• **REQUIRED TASK**
Whenever a line contains the string "this", copy it out of the entries.

• **INPUT**
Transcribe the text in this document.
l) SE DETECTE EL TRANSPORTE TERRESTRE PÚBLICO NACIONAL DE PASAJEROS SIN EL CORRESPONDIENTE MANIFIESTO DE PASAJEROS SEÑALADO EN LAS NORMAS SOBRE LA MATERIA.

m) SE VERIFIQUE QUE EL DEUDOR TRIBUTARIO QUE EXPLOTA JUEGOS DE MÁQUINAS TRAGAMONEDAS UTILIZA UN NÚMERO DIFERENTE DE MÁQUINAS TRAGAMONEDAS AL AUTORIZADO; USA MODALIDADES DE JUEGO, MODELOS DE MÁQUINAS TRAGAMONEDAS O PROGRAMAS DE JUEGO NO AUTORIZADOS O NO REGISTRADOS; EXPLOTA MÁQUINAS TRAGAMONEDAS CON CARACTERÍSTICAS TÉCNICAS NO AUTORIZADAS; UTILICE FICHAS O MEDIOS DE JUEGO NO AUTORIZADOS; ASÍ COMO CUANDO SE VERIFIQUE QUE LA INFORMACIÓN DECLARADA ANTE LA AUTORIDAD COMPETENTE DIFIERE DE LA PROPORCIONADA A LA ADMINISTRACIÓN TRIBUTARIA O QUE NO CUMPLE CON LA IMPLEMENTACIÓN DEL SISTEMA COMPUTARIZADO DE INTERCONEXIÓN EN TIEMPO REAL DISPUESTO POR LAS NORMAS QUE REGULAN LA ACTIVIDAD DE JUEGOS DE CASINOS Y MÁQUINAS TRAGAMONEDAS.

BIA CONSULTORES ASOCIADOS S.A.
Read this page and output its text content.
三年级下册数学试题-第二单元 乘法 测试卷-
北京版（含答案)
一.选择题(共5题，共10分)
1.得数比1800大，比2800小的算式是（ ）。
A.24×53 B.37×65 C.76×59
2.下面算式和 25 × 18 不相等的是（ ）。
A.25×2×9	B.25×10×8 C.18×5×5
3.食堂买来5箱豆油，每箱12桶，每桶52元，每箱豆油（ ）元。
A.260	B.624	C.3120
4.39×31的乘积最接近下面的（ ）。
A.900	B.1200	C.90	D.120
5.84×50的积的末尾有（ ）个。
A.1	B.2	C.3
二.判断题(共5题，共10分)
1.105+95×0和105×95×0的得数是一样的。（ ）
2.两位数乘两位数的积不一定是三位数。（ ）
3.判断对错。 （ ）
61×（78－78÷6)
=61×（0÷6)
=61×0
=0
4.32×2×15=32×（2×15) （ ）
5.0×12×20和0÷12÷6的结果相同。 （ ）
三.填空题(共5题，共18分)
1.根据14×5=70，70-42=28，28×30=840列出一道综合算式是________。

• **FINISHED EXERCISE**
Transcribe the text in this document.
Read this page and output its text content.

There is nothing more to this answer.